Copy out each line exactly; pictures stay out of the copy.

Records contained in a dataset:
■ ■ ■ ■ ■ ■ ■

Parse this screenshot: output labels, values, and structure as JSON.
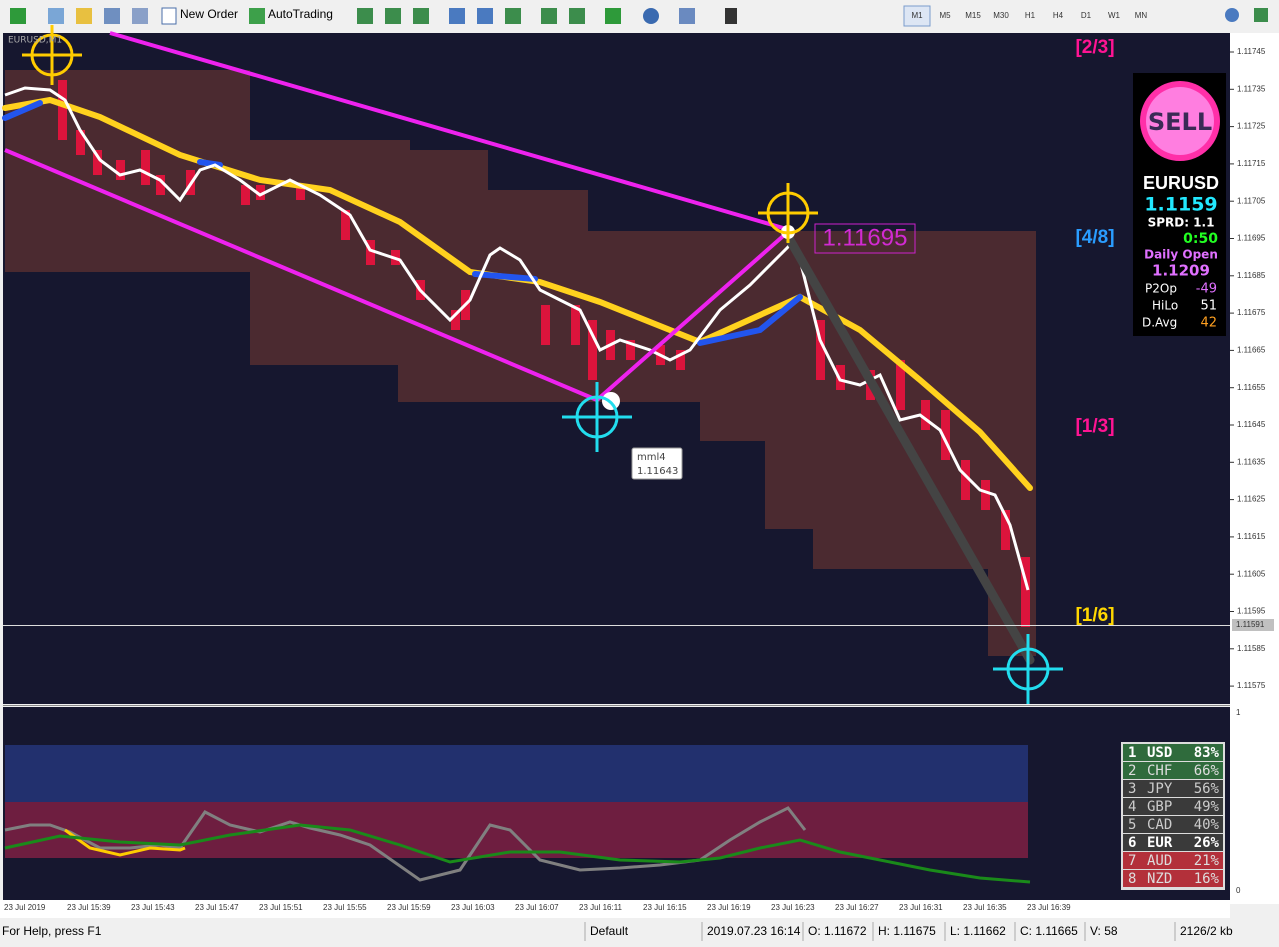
{
  "toolbar": {
    "buttons": [
      "New Order",
      "AutoTrading"
    ],
    "timeframes": [
      "M1",
      "M5",
      "M15",
      "M30",
      "H1",
      "H4",
      "D1",
      "W1",
      "MN"
    ]
  },
  "chart": {
    "symbol_label": "EURUSD,M1",
    "price_axis": [
      "1.11745",
      "1.11735",
      "1.11725",
      "1.11715",
      "1.11705",
      "1.11695",
      "1.11685",
      "1.11675",
      "1.11665",
      "1.11655",
      "1.11645",
      "1.11635",
      "1.11625",
      "1.11615",
      "1.11605",
      "1.11595",
      "1.11585",
      "1.11575"
    ],
    "current_price": "1.11591",
    "time_axis": [
      "23 Jul 2019",
      "23 Jul 15:39",
      "23 Jul 15:43",
      "23 Jul 15:47",
      "23 Jul 15:51",
      "23 Jul 15:55",
      "23 Jul 15:59",
      "23 Jul 16:03",
      "23 Jul 16:07",
      "23 Jul 16:11",
      "23 Jul 16:15",
      "23 Jul 16:19",
      "23 Jul 16:23",
      "23 Jul 16:27",
      "23 Jul 16:31",
      "23 Jul 16:35",
      "23 Jul 16:39"
    ],
    "levels": [
      "[2/3]",
      "[4/8]",
      "[1/3]",
      "[1/6]"
    ],
    "price_tag": "1.11695",
    "tooltip": {
      "name": "mml4",
      "value": "1.11643"
    }
  },
  "panel": {
    "signal": "SELL",
    "symbol": "EURUSD",
    "price": "1.1159",
    "spread": "SPRD: 1.1",
    "timer": "0:50",
    "daily_open_label": "Daily Open",
    "daily_open": "1.1209",
    "stats": [
      [
        "P2Op",
        "-49"
      ],
      [
        "HiLo",
        "51"
      ],
      [
        "D.Avg",
        "42"
      ]
    ]
  },
  "strength": {
    "rows": [
      [
        "1",
        "USD",
        "83%"
      ],
      [
        "2",
        "CHF",
        "66%"
      ],
      [
        "3",
        "JPY",
        "56%"
      ],
      [
        "4",
        "GBP",
        "49%"
      ],
      [
        "5",
        "CAD",
        "40%"
      ],
      [
        "6",
        "EUR",
        "26%"
      ],
      [
        "7",
        "AUD",
        "21%"
      ],
      [
        "8",
        "NZD",
        "16%"
      ]
    ]
  },
  "indicator_axis": [
    "1",
    "0"
  ],
  "status_bar": [
    "For Help, press F1",
    "Default",
    "2019.07.23 16:14",
    "O: 1.11672",
    "H: 1.11675",
    "L: 1.11662",
    "C: 1.11665",
    "V: 58",
    "2126/2 kb"
  ]
}
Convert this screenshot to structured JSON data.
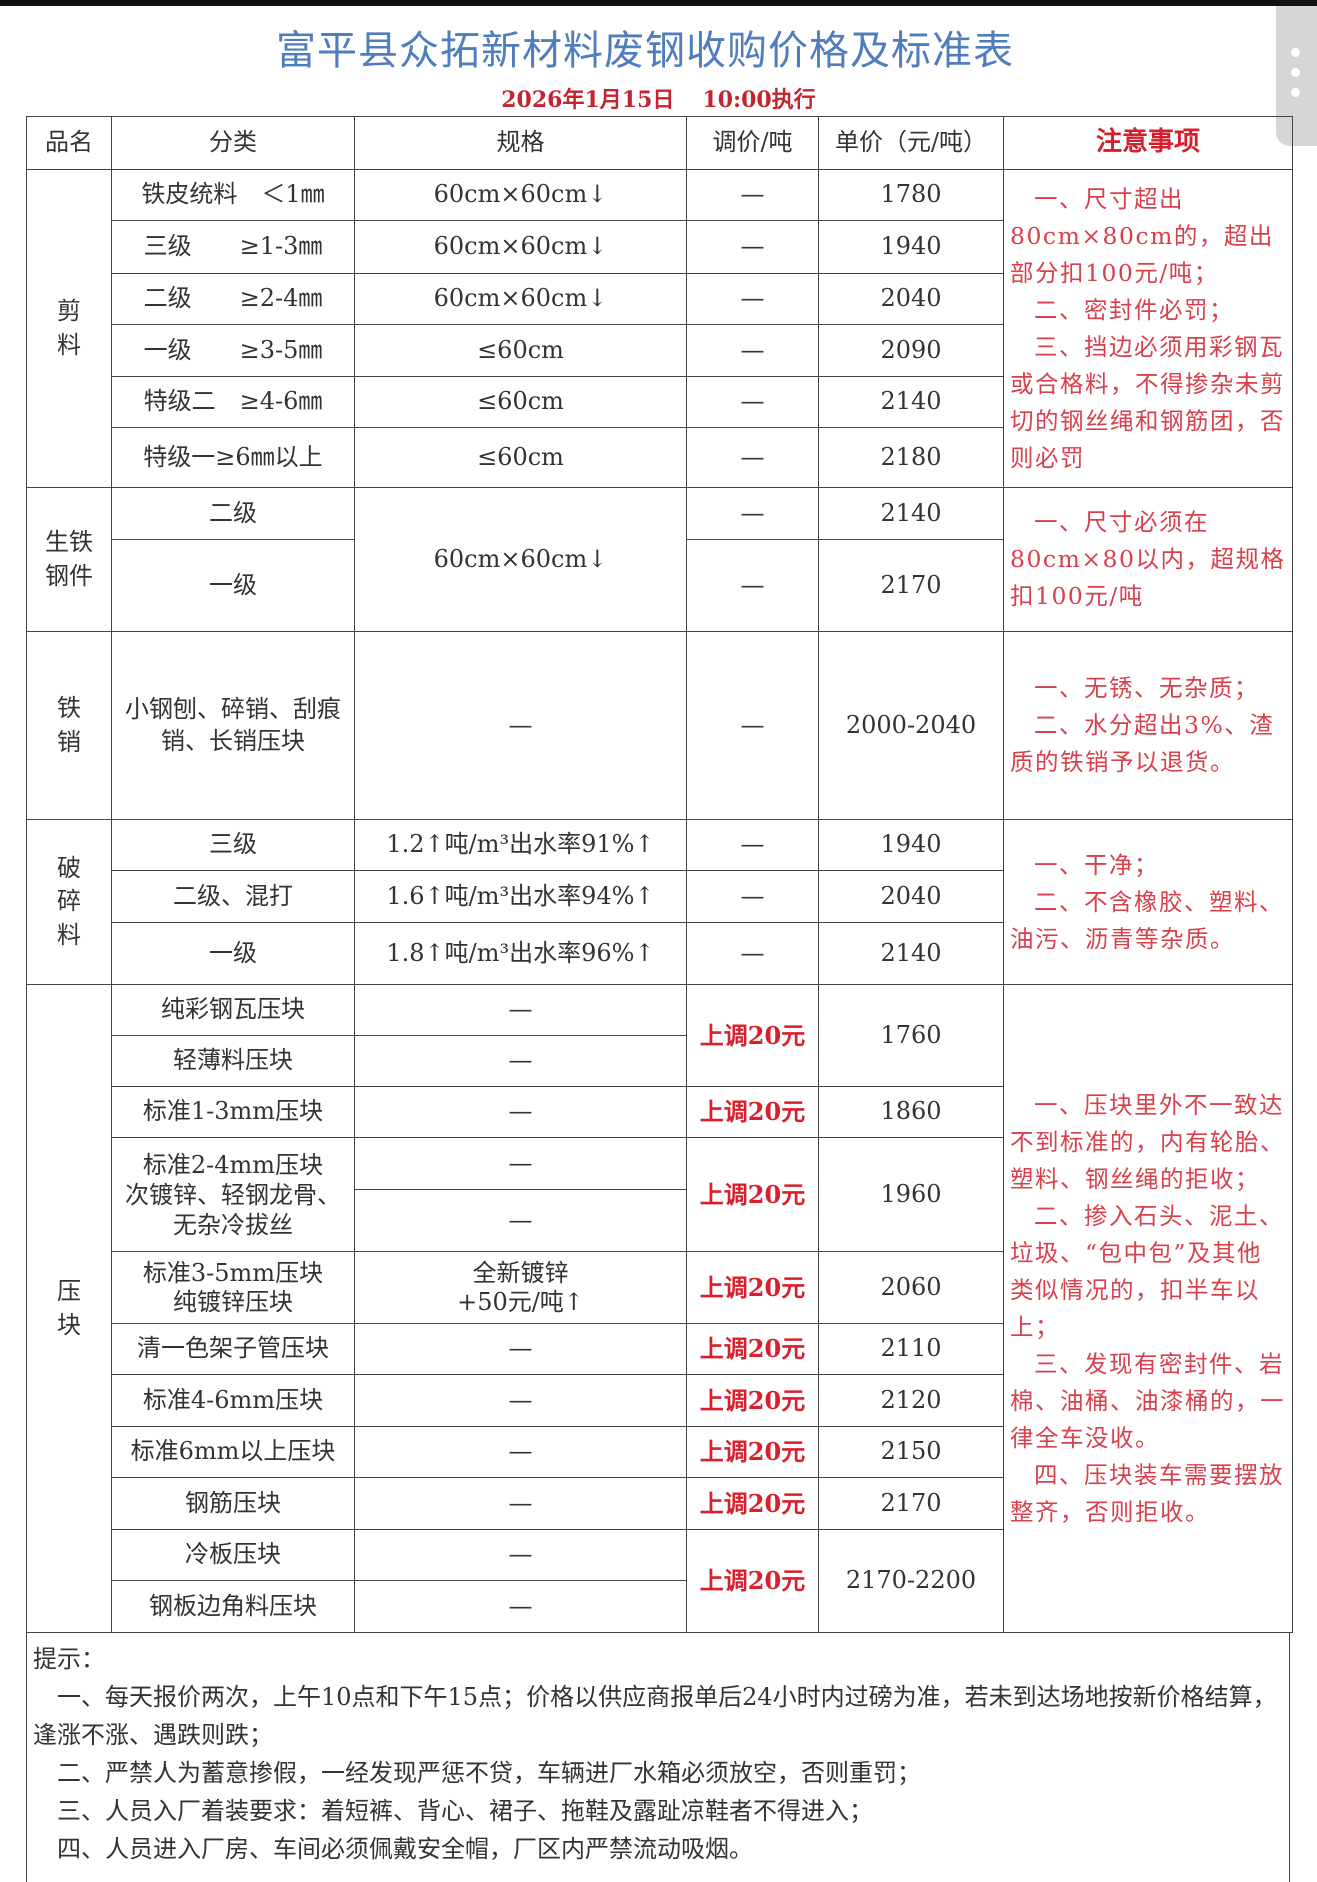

■ ■ ■ ■ ■ ■ ■

SOLUTION FOR THIS EXERCISE:
Parse this screenshot: output labels, values, and structure as JSON.
{
  "toolbar": {
    "buttons": [
      "New Order",
      "AutoTrading"
    ],
    "timeframes": [
      "M1",
      "M5",
      "M15",
      "M30",
      "H1",
      "H4",
      "D1",
      "W1",
      "MN"
    ]
  },
  "chart": {
    "symbol_label": "EURUSD,M1",
    "price_axis": [
      "1.11745",
      "1.11735",
      "1.11725",
      "1.11715",
      "1.11705",
      "1.11695",
      "1.11685",
      "1.11675",
      "1.11665",
      "1.11655",
      "1.11645",
      "1.11635",
      "1.11625",
      "1.11615",
      "1.11605",
      "1.11595",
      "1.11585",
      "1.11575"
    ],
    "current_price": "1.11591",
    "time_axis": [
      "23 Jul 2019",
      "23 Jul 15:39",
      "23 Jul 15:43",
      "23 Jul 15:47",
      "23 Jul 15:51",
      "23 Jul 15:55",
      "23 Jul 15:59",
      "23 Jul 16:03",
      "23 Jul 16:07",
      "23 Jul 16:11",
      "23 Jul 16:15",
      "23 Jul 16:19",
      "23 Jul 16:23",
      "23 Jul 16:27",
      "23 Jul 16:31",
      "23 Jul 16:35",
      "23 Jul 16:39"
    ],
    "levels": [
      "[2/3]",
      "[4/8]",
      "[1/3]",
      "[1/6]"
    ],
    "price_tag": "1.11695",
    "tooltip": {
      "name": "mml4",
      "value": "1.11643"
    }
  },
  "panel": {
    "signal": "SELL",
    "symbol": "EURUSD",
    "price": "1.1159",
    "spread": "SPRD: 1.1",
    "timer": "0:50",
    "daily_open_label": "Daily Open",
    "daily_open": "1.1209",
    "stats": [
      [
        "P2Op",
        "-49"
      ],
      [
        "HiLo",
        "51"
      ],
      [
        "D.Avg",
        "42"
      ]
    ]
  },
  "strength": {
    "rows": [
      [
        "1",
        "USD",
        "83%"
      ],
      [
        "2",
        "CHF",
        "66%"
      ],
      [
        "3",
        "JPY",
        "56%"
      ],
      [
        "4",
        "GBP",
        "49%"
      ],
      [
        "5",
        "CAD",
        "40%"
      ],
      [
        "6",
        "EUR",
        "26%"
      ],
      [
        "7",
        "AUD",
        "21%"
      ],
      [
        "8",
        "NZD",
        "16%"
      ]
    ]
  },
  "indicator_axis": [
    "1",
    "0"
  ],
  "status_bar": [
    "For Help, press F1",
    "Default",
    "2019.07.23 16:14",
    "O: 1.11672",
    "H: 1.11675",
    "L: 1.11662",
    "C: 1.11665",
    "V: 58",
    "2126/2 kb"
  ]
}
Convert this screenshot to structured JSON data.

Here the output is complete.